• [What you need to do]: Scan the entries for the string "color" and give the number of lines that have it, nothing further.

• [Exercise input]:
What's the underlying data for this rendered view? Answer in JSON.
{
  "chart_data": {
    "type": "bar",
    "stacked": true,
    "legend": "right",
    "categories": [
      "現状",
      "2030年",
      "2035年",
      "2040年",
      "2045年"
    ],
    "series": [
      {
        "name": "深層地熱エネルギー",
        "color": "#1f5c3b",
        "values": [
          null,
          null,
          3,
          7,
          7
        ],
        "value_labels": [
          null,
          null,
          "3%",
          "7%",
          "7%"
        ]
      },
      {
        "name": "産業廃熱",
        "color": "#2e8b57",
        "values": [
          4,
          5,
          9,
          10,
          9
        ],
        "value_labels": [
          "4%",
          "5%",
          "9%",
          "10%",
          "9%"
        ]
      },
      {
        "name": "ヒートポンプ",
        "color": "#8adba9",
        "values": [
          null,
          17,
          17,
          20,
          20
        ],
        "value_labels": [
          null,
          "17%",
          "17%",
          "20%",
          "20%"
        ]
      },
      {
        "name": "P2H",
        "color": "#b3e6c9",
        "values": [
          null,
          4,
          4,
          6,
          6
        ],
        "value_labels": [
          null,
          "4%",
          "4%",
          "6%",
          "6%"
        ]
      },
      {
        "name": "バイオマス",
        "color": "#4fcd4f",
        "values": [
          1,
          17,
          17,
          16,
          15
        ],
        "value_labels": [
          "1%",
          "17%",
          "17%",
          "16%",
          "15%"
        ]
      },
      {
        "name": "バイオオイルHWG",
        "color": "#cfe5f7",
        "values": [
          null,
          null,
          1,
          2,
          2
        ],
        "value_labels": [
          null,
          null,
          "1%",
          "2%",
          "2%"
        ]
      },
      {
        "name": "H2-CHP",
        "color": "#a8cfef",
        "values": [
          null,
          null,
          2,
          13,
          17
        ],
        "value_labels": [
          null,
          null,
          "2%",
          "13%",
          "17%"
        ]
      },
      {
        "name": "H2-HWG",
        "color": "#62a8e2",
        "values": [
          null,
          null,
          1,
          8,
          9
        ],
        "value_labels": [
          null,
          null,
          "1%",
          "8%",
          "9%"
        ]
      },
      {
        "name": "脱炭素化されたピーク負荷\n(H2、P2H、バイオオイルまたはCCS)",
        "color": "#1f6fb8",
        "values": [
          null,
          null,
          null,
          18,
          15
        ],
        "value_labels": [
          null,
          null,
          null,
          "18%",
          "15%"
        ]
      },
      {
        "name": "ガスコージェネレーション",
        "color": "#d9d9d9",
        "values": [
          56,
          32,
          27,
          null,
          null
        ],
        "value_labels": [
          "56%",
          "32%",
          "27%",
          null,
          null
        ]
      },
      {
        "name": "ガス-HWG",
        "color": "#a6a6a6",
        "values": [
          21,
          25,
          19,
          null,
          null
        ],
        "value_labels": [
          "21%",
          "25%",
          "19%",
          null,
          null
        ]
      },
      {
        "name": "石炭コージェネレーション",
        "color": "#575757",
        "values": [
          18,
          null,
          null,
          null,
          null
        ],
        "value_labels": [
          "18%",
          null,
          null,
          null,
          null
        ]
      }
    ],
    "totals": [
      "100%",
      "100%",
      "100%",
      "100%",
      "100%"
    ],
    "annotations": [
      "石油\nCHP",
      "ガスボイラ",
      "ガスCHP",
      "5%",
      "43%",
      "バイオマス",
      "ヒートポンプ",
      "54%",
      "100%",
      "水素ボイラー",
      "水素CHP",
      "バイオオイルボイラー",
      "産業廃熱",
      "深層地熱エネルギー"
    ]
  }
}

• [The solution]: 12